REQUIREMENT: Copy every line of the data exactly, leaving nothing out.

** START OF EXERCISE INPUTS **

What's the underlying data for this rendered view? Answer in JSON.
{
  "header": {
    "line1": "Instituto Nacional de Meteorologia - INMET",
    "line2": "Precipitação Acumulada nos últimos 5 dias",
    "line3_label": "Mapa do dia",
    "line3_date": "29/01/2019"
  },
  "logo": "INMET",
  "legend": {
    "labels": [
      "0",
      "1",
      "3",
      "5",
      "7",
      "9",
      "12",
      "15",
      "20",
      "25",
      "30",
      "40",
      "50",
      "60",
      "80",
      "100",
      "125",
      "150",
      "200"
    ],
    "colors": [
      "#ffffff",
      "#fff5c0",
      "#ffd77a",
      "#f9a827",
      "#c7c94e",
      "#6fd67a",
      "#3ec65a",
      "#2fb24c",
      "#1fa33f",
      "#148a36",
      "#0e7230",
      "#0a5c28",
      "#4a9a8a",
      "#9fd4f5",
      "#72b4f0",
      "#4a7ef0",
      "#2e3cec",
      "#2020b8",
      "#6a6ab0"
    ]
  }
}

** END OF EXERCISE INPUTS **

SOLVED PROBLEM:
What's the underlying data for this rendered view? Answer in JSON.
{
  "header": {
    "line1": "Instituto Nacional de Meteorologia - INMET",
    "line2": "Precipitação Acumulada nos últimos 5 dias",
    "line3_label": "Mapa do dia",
    "line3_date": "29/01/2019"
  },
  "logo": "INMET",
  "legend": {
    "labels": [
      "0",
      "1",
      "3",
      "5",
      "7",
      "9",
      "12",
      "15",
      "20",
      "25",
      "30",
      "40",
      "50",
      "60",
      "80",
      "100",
      "125",
      "150",
      "200"
    ],
    "colors": [
      "#ffffff",
      "#fff5c0",
      "#ffd77a",
      "#f9a827",
      "#c7c94e",
      "#6fd67a",
      "#3ec65a",
      "#2fb24c",
      "#1fa33f",
      "#148a36",
      "#0e7230",
      "#0a5c28",
      "#4a9a8a",
      "#9fd4f5",
      "#72b4f0",
      "#4a7ef0",
      "#2e3cec",
      "#2020b8",
      "#6a6ab0"
    ]
  }
}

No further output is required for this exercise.